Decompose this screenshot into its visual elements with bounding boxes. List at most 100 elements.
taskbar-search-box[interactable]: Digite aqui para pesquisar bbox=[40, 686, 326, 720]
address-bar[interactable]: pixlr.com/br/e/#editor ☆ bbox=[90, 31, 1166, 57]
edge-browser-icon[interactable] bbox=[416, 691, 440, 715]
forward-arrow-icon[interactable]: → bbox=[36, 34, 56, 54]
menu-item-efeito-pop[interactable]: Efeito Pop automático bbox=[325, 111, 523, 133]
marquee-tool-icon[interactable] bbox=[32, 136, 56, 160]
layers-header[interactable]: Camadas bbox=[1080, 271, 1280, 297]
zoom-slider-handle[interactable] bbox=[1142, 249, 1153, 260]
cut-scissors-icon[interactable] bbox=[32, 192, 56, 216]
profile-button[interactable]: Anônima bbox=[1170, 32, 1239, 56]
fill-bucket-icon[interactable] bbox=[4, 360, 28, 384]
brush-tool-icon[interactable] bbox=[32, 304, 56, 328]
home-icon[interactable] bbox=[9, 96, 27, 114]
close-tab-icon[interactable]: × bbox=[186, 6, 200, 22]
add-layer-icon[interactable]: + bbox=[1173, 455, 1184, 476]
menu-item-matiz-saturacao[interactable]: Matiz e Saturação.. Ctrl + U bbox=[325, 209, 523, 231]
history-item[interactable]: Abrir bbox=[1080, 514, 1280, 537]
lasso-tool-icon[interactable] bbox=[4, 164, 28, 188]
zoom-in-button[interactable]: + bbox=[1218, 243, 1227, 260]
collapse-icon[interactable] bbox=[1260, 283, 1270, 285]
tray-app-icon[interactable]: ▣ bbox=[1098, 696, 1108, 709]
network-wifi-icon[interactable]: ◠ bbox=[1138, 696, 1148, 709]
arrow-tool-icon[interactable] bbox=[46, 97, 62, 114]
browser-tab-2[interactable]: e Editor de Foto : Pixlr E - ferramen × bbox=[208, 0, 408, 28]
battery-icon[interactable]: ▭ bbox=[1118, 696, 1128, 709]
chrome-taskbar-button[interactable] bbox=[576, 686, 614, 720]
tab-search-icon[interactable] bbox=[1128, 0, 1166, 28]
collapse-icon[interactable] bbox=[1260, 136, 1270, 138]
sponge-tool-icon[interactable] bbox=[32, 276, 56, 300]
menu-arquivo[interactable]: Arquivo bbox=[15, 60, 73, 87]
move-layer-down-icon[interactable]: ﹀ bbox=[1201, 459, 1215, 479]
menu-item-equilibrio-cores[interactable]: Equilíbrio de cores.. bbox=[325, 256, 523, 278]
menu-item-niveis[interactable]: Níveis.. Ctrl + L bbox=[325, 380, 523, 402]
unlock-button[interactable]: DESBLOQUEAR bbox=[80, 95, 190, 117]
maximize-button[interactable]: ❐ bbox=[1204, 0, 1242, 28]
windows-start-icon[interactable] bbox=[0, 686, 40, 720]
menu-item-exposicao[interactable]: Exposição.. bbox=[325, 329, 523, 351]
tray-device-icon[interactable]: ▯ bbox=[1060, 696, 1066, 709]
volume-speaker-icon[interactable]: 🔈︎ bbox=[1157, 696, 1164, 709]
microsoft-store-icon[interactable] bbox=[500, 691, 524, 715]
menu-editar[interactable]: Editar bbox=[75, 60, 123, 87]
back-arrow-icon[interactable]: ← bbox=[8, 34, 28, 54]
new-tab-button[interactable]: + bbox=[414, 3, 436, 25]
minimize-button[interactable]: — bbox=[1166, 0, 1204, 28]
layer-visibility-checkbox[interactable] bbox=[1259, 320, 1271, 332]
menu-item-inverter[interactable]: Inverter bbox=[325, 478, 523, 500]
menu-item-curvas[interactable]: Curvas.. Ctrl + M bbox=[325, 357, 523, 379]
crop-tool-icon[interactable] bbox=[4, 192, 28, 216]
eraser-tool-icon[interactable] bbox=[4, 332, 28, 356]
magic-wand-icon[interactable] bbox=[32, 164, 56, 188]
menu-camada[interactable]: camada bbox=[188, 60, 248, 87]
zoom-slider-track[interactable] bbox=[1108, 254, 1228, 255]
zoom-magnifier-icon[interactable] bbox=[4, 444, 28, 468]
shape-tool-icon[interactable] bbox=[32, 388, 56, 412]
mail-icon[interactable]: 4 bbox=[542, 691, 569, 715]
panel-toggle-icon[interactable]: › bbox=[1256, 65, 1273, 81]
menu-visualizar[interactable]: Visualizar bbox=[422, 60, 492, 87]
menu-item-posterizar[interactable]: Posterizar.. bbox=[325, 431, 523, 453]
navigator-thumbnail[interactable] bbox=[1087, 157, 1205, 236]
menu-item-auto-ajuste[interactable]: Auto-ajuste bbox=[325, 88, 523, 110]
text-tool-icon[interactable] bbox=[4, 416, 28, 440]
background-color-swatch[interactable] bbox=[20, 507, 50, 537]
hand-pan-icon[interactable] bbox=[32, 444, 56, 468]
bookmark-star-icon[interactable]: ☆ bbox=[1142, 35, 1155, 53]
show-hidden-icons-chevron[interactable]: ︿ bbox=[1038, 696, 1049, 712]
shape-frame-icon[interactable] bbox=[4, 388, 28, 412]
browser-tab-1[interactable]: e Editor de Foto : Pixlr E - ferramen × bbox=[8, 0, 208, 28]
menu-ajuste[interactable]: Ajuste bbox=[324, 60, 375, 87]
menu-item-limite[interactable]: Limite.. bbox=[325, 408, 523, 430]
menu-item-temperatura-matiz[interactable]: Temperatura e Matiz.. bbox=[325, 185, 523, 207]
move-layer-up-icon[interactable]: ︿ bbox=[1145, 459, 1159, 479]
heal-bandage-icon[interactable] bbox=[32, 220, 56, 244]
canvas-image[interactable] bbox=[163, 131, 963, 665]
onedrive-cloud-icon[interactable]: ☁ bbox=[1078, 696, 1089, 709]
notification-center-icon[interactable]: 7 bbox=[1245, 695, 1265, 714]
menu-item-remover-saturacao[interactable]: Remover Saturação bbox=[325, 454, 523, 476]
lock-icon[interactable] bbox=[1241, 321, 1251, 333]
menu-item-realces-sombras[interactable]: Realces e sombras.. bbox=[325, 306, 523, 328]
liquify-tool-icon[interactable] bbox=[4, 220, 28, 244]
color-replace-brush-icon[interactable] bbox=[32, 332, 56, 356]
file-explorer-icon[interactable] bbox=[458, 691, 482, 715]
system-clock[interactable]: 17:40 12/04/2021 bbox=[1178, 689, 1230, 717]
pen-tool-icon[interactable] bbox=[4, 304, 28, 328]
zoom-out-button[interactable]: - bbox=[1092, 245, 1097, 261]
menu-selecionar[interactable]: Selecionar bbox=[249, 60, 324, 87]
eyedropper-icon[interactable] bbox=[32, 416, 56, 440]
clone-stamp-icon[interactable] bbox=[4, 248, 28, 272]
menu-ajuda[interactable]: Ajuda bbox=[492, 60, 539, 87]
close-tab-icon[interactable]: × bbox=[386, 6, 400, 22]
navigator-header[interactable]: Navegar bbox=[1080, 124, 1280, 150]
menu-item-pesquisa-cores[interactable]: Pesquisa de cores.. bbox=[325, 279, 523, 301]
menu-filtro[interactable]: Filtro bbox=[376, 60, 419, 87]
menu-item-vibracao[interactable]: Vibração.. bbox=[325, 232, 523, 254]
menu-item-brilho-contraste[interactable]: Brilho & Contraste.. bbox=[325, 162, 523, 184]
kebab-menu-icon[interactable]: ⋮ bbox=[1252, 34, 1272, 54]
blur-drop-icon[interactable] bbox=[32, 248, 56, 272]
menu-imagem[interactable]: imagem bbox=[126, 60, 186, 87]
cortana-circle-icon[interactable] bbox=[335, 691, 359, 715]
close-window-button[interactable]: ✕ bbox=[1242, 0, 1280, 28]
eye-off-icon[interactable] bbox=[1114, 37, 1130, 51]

--------

_Work to complete_
Reproduce the records from the start through the line that contains "menu-item-efeito-pop[interactable]: Efeito Pop", swapping "address-bar" for "url-bar" and leaving everything else unchanged.

_Finished answer_
Decompose this screenshot into its visual elements with bounding boxes. List at most 100 elements.
taskbar-search-box[interactable]: Digite aqui para pesquisar bbox=[40, 686, 326, 720]
url-bar[interactable]: pixlr.com/br/e/#editor ☆ bbox=[90, 31, 1166, 57]
edge-browser-icon[interactable] bbox=[416, 691, 440, 715]
forward-arrow-icon[interactable]: → bbox=[36, 34, 56, 54]
menu-item-efeito-pop[interactable]: Efeito Pop automático bbox=[325, 111, 523, 133]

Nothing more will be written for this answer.